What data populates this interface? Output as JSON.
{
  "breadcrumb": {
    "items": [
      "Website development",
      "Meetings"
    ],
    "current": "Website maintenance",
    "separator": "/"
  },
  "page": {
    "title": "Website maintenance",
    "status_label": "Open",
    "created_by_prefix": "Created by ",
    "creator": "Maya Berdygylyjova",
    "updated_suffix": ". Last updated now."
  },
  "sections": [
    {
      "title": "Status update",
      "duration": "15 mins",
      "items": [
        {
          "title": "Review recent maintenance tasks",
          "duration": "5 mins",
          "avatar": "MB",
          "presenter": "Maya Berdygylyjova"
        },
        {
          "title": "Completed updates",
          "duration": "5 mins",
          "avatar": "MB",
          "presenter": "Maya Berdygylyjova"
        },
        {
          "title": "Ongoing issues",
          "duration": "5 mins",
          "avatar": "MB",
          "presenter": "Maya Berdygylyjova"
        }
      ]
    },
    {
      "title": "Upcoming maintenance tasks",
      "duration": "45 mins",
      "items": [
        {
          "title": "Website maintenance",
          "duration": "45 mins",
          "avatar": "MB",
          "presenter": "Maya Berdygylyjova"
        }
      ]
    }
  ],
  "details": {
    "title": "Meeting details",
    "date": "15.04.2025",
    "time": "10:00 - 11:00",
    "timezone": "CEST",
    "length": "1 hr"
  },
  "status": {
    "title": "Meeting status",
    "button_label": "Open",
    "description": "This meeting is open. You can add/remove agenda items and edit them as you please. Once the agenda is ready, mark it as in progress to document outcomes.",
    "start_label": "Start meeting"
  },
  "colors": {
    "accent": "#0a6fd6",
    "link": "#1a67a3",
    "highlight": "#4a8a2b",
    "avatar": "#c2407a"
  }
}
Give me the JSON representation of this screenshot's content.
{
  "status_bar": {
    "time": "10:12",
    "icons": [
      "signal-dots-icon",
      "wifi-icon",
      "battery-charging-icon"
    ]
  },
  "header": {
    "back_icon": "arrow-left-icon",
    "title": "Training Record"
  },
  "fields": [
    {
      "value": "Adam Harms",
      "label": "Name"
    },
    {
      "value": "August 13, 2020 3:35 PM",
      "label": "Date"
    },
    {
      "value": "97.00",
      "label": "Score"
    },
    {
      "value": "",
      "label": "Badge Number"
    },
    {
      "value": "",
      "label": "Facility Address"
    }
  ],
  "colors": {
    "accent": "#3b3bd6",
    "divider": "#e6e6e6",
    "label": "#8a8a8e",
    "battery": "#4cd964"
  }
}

> [Exercise requirements]:
Of the lines in the material, how many hold the word "JSON"? Reply with the number only.

> [Reply]:
2